TASK INPUTS:
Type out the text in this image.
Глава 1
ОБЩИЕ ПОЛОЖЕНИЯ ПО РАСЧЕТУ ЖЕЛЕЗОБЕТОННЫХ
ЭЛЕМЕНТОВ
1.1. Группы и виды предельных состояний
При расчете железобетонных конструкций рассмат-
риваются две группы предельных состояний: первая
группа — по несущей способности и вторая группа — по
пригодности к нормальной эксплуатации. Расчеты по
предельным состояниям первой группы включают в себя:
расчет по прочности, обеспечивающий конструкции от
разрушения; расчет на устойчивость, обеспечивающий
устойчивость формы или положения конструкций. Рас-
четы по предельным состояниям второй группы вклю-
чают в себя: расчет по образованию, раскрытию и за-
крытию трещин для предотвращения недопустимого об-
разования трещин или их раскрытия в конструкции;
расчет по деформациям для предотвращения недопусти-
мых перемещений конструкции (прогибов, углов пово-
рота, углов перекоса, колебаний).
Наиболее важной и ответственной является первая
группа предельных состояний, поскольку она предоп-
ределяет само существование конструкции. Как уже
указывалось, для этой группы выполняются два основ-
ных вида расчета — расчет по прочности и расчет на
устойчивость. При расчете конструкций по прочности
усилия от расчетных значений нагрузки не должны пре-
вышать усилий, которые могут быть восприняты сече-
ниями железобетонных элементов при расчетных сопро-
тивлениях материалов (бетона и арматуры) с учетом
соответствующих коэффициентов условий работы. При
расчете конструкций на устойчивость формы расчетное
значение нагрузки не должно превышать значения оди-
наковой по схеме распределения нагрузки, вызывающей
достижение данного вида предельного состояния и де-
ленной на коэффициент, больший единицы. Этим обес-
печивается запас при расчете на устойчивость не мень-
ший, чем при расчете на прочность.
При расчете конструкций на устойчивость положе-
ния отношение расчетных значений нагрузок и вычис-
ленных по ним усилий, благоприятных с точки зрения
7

WHAT THIS TASK INVOLVES: Reproduce each record shown above without altering a single word.

SOLUTION FOR THIS EXERCISE:
Type out the text in this image.
Глава 1
ОБЩИЕ ПОЛОЖЕНИЯ ПО РАСЧЕТУ ЖЕЛЕЗОБЕТОННЫХ
ЭЛЕМЕНТОВ
1.1. Группы и виды предельных состояний
При расчете железобетонных конструкций рассмат-
риваются две группы предельных состояний: первая
группа — по несущей способности и вторая группа — по
пригодности к нормальной эксплуатации. Расчеты по
предельным состояниям первой группы включают в себя:
расчет по прочности, обеспечивающий конструкции от
разрушения; расчет на устойчивость, обеспечивающий
устойчивость формы или положения конструкций. Рас-
четы по предельным состояниям второй группы вклю-
чают в себя: расчет по образованию, раскрытию и за-
крытию трещин для предотвращения недопустимого об-
разования трещин или их раскрытия в конструкции;
расчет по деформациям для предотвращения недопусти-
мых перемещений конструкции (прогибов, углов пово-
рота, углов перекоса, колебаний).
Наиболее важной и ответственной является первая
группа предельных состояний, поскольку она предоп-
ределяет само существование конструкции. Как уже
указывалось, для этой группы выполняются два основ-
ных вида расчета — расчет по прочности и расчет на
устойчивость. При расчете конструкций по прочности
усилия от расчетных значений нагрузки не должны пре-
вышать усилий, которые могут быть восприняты сече-
ниями железобетонных элементов при расчетных сопро-
тивлениях материалов (бетона и арматуры) с учетом
соответствующих коэффициентов условий работы. При
расчете конструкций на устойчивость формы расчетное
значение нагрузки не должно превышать значения оди-
наковой по схеме распределения нагрузки, вызывающей
достижение данного вида предельного состояния и де-
ленной на коэффициент, больший единицы. Этим обес-
печивается запас при расчете на устойчивость не мень-
ший, чем при расчете на прочность.
При расчете конструкций на устойчивость положе-
ния отношение расчетных значений нагрузок и вычис-
ленных по ним усилий, благоприятных с точки зрения
7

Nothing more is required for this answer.